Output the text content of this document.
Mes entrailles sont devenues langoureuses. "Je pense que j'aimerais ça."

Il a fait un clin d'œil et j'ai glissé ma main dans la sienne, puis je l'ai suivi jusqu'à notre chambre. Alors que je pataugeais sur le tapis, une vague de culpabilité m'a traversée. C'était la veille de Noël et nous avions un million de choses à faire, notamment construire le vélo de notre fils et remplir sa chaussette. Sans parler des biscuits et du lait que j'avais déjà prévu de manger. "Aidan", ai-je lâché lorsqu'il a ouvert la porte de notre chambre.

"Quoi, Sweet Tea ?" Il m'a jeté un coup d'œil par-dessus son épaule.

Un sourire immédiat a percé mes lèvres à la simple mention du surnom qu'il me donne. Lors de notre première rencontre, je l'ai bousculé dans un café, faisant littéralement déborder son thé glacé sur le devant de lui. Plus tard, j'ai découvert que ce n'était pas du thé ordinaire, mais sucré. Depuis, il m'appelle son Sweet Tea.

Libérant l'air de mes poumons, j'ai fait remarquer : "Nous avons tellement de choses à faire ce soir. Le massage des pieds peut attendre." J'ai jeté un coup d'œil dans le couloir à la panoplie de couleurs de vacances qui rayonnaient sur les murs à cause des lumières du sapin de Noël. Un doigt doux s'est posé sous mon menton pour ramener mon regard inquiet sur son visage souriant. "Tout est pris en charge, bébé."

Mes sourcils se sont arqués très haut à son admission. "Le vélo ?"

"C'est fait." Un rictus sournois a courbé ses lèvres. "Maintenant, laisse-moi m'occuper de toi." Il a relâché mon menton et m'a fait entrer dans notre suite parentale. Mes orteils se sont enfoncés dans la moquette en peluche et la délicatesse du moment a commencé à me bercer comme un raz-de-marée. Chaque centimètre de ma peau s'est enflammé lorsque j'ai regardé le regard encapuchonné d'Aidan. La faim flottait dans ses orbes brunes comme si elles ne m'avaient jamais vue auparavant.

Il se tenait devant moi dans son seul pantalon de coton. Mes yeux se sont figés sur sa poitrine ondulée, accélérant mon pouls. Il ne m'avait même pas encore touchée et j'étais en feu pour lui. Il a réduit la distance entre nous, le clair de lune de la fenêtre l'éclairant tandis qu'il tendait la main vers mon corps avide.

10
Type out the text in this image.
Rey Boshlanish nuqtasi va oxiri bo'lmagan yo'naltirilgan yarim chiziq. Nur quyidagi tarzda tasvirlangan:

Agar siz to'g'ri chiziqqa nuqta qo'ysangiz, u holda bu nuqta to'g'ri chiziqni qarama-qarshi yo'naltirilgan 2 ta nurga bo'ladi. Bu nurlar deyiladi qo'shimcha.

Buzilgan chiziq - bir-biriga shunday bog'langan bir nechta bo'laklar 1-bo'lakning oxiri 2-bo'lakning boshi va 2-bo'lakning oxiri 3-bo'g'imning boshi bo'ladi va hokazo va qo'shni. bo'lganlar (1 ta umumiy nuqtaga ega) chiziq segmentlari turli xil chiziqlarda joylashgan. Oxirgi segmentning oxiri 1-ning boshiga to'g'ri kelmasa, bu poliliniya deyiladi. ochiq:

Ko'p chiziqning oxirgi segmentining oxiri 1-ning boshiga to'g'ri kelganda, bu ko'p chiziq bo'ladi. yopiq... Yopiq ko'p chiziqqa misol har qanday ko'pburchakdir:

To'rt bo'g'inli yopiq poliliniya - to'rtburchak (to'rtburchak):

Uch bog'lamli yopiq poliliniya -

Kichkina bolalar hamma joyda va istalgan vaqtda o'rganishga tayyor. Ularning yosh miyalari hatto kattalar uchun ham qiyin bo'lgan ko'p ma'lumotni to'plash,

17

========

> The exercise
Output all records verbatim.

> Output
Output the text content of this document.
Mes entrailles sont devenues langoureuses. "Je pense que j'aimerais ça."

Il a fait un clin d'œil et j'ai glissé ma main dans la sienne, puis je l'ai suivi jusqu'à notre chambre. Alors que je pataugeais sur le tapis, une vague de culpabilité m'a traversée. C'était la veille de Noël et nous avions un million de choses à faire, notamment construire le vélo de notre fils et remplir sa chaussette. Sans parler des biscuits et du lait que j'avais déjà prévu de manger. "Aidan", ai-je lâché lorsqu'il a ouvert la porte de notre chambre.

"Quoi, Sweet Tea ?" Il m'a jeté un coup d'œil par-dessus son épaule.

Un sourire immédiat a percé mes lèvres à la simple mention du surnom qu'il me donne. Lors de notre première rencontre, je l'ai bousculé dans un café, faisant littéralement déborder son thé glacé sur le devant de lui. Plus tard, j'ai découvert que ce n'était pas du thé ordinaire, mais sucré. Depuis, il m'appelle son Sweet Tea.

Libérant l'air de mes poumons, j'ai fait remarquer : "Nous avons tellement de choses à faire ce soir. Le massage des pieds peut attendre." J'ai jeté un coup d'œil dans le couloir à la panoplie de couleurs de vacances qui rayonnaient sur les murs à cause des lumières du sapin de Noël. Un doigt doux s'est posé sous mon menton pour ramener mon regard inquiet sur son visage souriant. "Tout est pris en charge, bébé."

Mes sourcils se sont arqués très haut à son admission. "Le vélo ?"

"C'est fait." Un rictus sournois a courbé ses lèvres. "Maintenant, laisse-moi m'occuper de toi." Il a relâché mon menton et m'a fait entrer dans notre suite parentale. Mes orteils se sont enfoncés dans la moquette en peluche et la délicatesse du moment a commencé à me bercer comme un raz-de-marée. Chaque centimètre de ma peau s'est enflammé lorsque j'ai regardé le regard encapuchonné d'Aidan. La faim flottait dans ses orbes brunes comme si elles ne m'avaient jamais vue auparavant.

Il se tenait devant moi dans son seul pantalon de coton. Mes yeux se sont figés sur sa poitrine ondulée, accélérant mon pouls. Il ne m'avait même pas encore touchée et j'étais en feu pour lui. Il a réduit la distance entre nous, le clair de lune de la fenêtre l'éclairant tandis qu'il tendait la main vers mon corps avide.

10
Type out the text in this image.
Rey Boshlanish nuqtasi va oxiri bo'lmagan yo'naltirilgan yarim chiziq. Nur quyidagi tarzda tasvirlangan:

Agar siz to'g'ri chiziqqa nuqta qo'ysangiz, u holda bu nuqta to'g'ri chiziqni qarama-qarshi yo'naltirilgan 2 ta nurga bo'ladi. Bu nurlar deyiladi qo'shimcha.

Buzilgan chiziq - bir-biriga shunday bog'langan bir nechta bo'laklar 1-bo'lakning oxiri 2-bo'lakning boshi va 2-bo'lakning oxiri 3-bo'g'imning boshi bo'ladi va hokazo va qo'shni. bo'lganlar (1 ta umumiy nuqtaga ega) chiziq segmentlari turli xil chiziqlarda joylashgan. Oxirgi segmentning oxiri 1-ning boshiga to'g'ri kelmasa, bu poliliniya deyiladi. ochiq:

Ko'p chiziqning oxirgi segmentining oxiri 1-ning boshiga to'g'ri kelganda, bu ko'p chiziq bo'ladi. yopiq... Yopiq ko'p chiziqqa misol har qanday ko'pburchakdir:

To'rt bo'g'inli yopiq poliliniya - to'rtburchak (to'rtburchak):

Uch bog'lamli yopiq poliliniya -

Kichkina bolalar hamma joyda va istalgan vaqtda o'rganishga tayyor. Ularning yosh miyalari hatto kattalar uchun ham qiyin bo'lgan ko'p ma'lumotni to'plash,

17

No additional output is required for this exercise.